* Start Records shown *

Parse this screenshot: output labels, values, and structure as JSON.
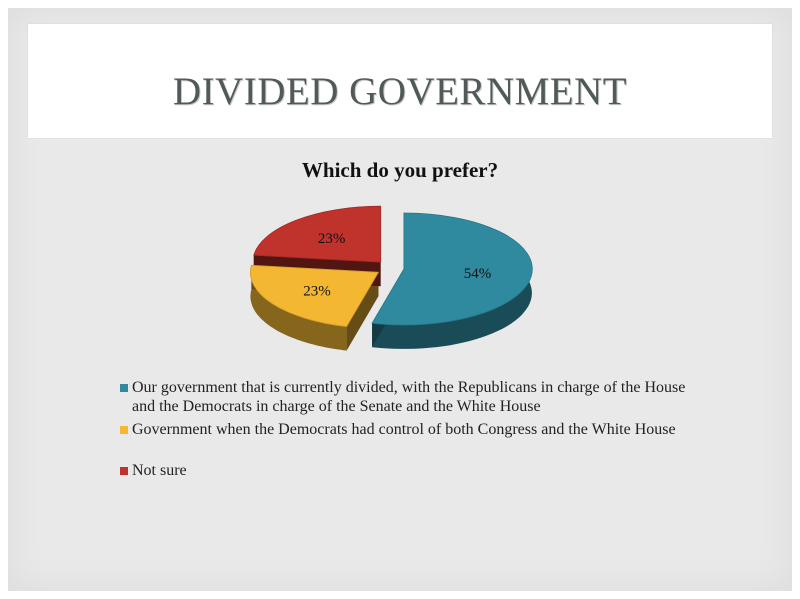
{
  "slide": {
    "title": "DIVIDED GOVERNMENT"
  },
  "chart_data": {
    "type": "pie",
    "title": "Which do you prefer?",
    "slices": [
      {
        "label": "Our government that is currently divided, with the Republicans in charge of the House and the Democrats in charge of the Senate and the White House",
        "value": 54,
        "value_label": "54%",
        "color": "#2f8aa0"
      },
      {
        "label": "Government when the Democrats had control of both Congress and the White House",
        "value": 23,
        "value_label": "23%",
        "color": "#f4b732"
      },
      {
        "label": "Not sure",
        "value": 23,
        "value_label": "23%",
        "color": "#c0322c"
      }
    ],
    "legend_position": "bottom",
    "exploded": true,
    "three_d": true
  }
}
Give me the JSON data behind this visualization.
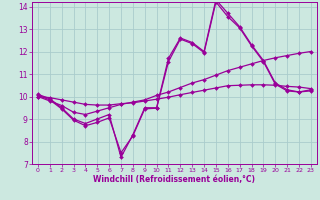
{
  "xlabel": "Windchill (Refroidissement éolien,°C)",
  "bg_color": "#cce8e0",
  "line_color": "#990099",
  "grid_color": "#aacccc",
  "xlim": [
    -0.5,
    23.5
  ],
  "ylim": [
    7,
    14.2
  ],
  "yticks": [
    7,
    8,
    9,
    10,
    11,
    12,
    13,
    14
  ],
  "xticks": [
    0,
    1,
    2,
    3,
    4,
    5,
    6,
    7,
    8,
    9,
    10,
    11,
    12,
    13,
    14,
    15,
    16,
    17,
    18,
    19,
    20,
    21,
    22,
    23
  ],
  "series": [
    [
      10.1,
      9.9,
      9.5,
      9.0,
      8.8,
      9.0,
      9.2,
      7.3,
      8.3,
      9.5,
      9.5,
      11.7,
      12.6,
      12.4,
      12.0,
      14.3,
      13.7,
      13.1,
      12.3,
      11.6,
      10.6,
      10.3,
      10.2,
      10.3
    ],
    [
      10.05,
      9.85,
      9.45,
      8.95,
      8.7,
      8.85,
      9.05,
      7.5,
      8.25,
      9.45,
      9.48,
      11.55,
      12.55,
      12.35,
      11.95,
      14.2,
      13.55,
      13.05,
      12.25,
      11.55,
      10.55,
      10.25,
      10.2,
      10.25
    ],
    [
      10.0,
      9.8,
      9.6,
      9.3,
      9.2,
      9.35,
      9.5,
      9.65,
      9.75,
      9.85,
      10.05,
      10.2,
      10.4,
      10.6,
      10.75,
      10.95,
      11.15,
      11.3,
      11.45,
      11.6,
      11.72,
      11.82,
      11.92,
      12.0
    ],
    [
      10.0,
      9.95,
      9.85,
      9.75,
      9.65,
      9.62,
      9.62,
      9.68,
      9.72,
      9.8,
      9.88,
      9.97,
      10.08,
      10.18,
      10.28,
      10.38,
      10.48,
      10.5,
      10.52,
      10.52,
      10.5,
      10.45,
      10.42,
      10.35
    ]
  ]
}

* End Records shown *
* Start Records shown *

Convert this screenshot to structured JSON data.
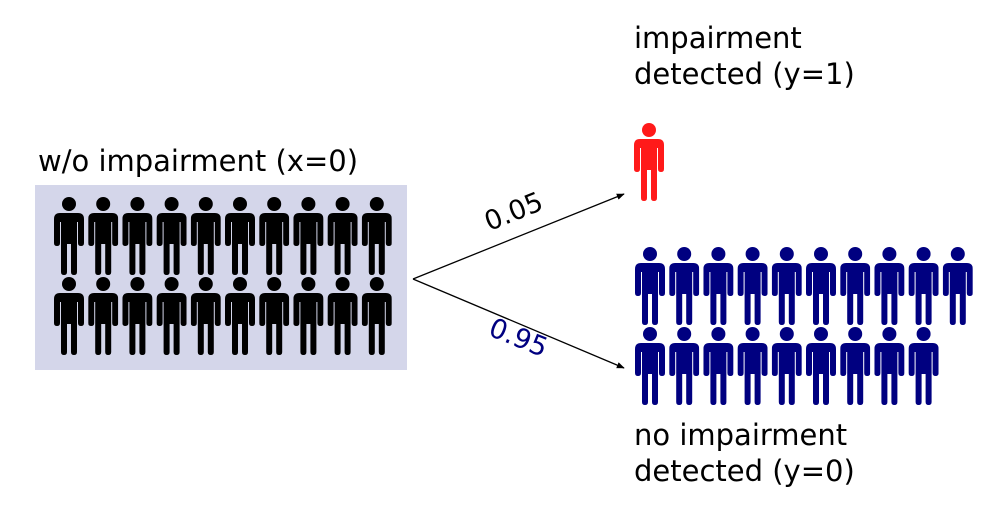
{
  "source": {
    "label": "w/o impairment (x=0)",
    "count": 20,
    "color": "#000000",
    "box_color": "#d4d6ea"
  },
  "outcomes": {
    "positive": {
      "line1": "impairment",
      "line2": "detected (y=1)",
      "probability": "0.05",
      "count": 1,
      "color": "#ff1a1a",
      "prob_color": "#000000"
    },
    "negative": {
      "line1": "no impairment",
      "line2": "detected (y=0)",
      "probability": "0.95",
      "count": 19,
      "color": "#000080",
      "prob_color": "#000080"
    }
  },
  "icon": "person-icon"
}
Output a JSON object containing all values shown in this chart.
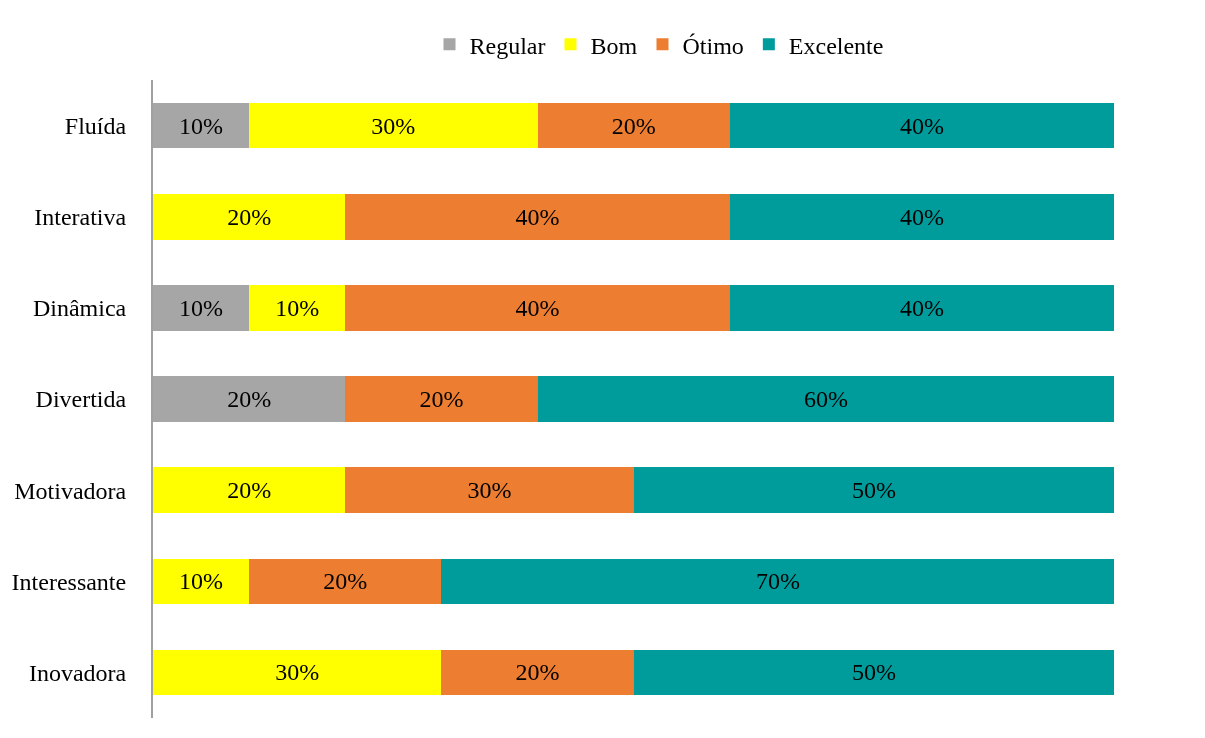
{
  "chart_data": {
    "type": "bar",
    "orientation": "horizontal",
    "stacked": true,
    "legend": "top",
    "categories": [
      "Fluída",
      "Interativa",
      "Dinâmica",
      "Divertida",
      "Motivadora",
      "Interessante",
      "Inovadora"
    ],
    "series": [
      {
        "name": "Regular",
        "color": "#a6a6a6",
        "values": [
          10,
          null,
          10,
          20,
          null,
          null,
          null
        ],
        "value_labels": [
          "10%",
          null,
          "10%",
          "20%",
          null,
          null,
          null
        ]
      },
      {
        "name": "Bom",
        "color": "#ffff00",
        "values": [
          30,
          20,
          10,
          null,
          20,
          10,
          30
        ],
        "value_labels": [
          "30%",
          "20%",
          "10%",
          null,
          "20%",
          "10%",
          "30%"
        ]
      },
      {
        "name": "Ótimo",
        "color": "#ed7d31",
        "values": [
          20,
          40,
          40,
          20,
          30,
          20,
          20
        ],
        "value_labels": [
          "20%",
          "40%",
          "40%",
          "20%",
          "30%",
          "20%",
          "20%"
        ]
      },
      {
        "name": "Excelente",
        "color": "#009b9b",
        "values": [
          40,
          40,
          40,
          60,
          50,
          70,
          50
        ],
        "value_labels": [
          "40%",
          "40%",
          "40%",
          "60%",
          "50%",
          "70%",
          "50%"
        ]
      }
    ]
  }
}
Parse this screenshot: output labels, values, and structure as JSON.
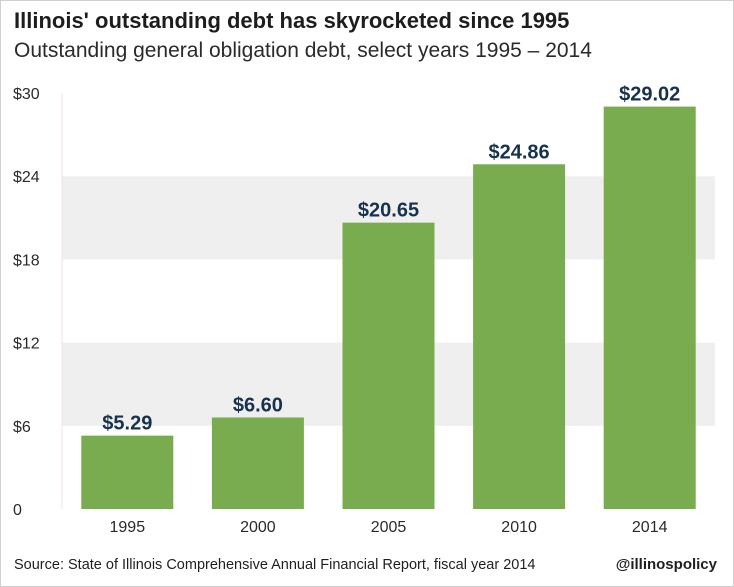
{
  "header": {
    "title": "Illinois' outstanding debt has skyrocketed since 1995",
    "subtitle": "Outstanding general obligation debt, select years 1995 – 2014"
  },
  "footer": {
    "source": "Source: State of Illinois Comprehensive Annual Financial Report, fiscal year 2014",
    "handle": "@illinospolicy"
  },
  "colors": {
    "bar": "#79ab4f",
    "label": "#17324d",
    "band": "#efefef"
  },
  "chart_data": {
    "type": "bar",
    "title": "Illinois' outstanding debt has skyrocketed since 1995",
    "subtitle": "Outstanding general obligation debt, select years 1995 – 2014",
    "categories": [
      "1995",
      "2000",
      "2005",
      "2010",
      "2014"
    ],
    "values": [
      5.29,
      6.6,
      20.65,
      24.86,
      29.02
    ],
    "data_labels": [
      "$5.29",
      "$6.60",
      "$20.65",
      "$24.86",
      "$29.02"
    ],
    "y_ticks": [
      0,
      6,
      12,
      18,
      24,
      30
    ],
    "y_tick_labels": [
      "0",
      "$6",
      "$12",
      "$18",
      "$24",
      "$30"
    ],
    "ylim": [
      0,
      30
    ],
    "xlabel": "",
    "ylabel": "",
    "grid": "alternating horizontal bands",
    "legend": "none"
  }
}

* End Records shown *
* Start Records shown *

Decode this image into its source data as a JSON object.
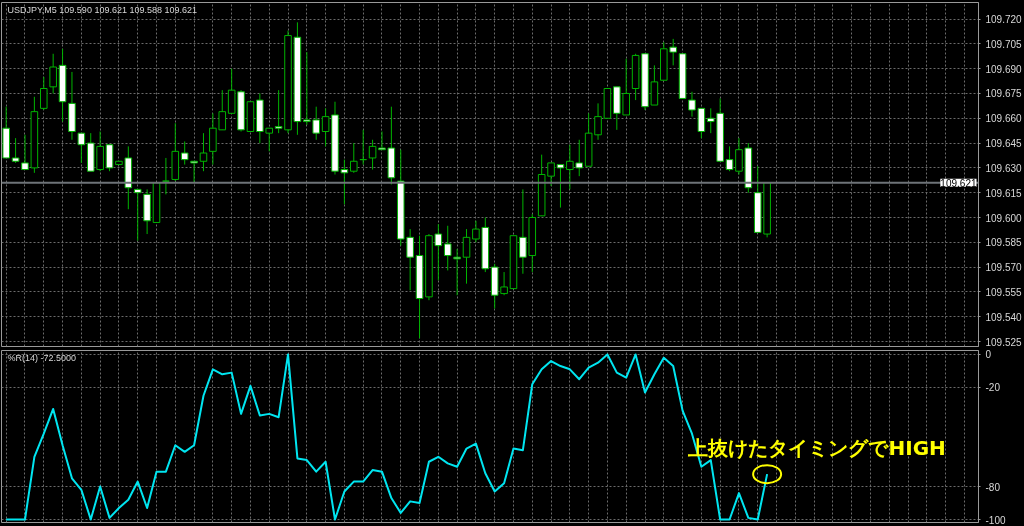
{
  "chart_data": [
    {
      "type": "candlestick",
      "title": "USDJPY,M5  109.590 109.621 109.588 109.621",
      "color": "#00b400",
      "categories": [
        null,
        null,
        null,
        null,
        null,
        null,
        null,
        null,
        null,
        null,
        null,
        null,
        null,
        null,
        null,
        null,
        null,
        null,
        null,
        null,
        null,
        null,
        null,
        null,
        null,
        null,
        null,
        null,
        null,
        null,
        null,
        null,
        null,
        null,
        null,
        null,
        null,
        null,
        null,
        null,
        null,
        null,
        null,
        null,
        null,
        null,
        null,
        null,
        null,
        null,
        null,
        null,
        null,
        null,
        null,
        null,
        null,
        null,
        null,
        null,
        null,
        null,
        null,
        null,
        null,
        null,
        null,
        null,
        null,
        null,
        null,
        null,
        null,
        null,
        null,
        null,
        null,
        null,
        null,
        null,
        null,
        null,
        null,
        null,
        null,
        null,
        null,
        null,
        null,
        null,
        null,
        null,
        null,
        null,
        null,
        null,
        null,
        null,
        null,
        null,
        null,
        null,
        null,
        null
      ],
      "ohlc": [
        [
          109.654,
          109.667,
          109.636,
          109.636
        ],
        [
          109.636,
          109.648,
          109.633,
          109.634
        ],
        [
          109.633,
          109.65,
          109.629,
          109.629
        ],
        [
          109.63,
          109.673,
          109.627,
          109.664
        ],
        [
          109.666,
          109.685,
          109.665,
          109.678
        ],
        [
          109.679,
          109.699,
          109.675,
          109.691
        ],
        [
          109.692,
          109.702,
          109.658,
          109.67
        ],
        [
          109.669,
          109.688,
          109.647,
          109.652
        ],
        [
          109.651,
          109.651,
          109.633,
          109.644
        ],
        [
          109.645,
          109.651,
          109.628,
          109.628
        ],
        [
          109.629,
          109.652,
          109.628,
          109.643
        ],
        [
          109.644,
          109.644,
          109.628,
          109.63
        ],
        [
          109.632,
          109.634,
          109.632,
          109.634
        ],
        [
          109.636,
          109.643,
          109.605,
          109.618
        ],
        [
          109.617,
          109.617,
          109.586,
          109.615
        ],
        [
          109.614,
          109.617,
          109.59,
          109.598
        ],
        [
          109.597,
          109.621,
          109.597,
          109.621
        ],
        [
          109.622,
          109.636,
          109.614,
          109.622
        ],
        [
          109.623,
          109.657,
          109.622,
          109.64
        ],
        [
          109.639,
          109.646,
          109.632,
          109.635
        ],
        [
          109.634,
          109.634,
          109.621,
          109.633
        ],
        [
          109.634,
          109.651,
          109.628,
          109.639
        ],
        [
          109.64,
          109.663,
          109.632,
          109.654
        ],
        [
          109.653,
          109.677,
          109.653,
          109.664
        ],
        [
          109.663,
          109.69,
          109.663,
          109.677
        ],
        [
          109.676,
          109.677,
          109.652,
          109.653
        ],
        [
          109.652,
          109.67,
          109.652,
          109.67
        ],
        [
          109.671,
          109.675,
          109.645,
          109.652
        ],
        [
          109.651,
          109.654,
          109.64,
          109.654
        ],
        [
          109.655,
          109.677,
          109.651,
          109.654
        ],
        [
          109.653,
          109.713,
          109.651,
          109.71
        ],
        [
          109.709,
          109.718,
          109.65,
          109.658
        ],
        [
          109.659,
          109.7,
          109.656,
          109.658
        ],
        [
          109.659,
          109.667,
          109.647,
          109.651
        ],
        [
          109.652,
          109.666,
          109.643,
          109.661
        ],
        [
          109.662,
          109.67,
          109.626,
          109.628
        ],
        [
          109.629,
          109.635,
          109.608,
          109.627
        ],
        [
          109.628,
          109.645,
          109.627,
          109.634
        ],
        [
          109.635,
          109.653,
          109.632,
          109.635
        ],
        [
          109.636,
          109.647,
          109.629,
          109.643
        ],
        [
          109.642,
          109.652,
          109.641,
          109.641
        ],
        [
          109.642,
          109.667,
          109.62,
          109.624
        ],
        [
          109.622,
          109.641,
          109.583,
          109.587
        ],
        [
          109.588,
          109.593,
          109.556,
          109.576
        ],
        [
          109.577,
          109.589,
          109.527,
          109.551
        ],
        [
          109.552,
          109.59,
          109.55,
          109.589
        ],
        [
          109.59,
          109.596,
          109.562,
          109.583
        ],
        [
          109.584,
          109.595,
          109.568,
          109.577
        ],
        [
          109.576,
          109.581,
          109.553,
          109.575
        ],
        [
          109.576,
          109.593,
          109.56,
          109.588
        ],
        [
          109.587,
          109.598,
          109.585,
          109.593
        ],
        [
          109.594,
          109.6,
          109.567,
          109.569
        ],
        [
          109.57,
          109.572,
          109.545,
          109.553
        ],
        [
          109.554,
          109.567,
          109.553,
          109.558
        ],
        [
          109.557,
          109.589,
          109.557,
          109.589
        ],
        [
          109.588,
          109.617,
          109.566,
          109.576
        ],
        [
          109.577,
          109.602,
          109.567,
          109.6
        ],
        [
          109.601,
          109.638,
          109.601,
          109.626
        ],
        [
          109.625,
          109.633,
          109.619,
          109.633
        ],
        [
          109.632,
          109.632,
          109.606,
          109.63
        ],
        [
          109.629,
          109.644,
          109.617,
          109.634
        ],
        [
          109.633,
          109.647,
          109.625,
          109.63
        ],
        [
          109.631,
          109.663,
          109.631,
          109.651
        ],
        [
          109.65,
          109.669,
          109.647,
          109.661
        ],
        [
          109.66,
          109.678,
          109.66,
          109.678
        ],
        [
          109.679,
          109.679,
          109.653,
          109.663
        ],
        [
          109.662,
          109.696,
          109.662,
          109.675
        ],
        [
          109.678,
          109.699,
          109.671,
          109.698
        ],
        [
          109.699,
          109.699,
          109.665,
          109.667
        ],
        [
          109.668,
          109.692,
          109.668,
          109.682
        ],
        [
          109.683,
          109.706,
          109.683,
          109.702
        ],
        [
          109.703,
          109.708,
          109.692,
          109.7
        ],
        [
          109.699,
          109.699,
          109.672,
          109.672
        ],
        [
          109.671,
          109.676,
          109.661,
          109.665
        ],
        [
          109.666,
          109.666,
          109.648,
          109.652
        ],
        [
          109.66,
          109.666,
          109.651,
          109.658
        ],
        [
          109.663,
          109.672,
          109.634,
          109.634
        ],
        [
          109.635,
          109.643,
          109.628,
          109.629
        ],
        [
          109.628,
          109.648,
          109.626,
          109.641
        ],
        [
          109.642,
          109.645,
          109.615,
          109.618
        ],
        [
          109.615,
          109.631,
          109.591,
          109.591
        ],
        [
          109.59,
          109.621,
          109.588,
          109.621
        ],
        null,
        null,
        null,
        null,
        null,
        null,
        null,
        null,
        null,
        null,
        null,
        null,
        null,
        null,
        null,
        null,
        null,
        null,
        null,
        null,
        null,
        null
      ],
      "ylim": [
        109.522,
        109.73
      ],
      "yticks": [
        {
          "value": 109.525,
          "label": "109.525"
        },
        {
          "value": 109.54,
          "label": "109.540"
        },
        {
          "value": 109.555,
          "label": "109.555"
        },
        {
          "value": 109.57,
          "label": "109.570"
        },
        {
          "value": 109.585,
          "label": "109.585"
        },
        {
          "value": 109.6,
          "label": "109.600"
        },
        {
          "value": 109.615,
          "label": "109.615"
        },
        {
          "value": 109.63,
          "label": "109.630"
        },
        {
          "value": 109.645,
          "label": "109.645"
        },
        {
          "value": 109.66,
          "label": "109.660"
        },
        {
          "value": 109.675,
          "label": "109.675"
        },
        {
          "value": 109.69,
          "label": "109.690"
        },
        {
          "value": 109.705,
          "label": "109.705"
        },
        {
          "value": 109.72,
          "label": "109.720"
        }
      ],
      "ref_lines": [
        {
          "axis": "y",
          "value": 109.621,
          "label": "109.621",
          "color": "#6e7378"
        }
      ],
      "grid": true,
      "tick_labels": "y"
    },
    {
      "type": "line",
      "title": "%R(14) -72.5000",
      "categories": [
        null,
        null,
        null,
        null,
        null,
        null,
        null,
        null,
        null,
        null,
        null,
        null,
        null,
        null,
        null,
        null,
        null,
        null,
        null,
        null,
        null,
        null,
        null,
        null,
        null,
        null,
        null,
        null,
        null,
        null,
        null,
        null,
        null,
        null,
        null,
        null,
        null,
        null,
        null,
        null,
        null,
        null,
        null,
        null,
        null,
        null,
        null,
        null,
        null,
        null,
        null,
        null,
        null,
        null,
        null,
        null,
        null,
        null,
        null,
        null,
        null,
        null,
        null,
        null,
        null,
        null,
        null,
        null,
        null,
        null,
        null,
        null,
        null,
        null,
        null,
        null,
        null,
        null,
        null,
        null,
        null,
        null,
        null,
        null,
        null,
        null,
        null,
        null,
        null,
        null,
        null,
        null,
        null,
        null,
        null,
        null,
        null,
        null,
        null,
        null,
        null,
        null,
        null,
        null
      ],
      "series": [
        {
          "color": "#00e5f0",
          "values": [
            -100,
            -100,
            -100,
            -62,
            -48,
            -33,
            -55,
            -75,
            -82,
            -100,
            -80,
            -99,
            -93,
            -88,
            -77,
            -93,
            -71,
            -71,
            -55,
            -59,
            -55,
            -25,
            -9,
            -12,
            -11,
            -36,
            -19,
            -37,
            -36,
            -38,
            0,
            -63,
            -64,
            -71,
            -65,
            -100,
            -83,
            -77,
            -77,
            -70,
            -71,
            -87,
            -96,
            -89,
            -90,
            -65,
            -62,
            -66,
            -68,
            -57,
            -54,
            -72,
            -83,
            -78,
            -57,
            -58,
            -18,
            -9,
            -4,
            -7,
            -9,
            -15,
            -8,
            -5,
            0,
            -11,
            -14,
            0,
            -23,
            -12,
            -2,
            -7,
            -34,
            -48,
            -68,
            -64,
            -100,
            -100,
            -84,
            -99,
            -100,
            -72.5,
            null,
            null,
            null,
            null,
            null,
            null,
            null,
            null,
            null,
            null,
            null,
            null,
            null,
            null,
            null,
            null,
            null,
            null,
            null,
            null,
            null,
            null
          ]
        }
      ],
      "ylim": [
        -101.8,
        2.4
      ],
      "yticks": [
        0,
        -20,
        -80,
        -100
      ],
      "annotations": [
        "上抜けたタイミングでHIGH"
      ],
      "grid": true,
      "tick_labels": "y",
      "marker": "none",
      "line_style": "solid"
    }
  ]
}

* End Records shown *

* Task brief: Give nothing but the count of lines in the listing above that hold the string "name".

* Result of the exercise: 4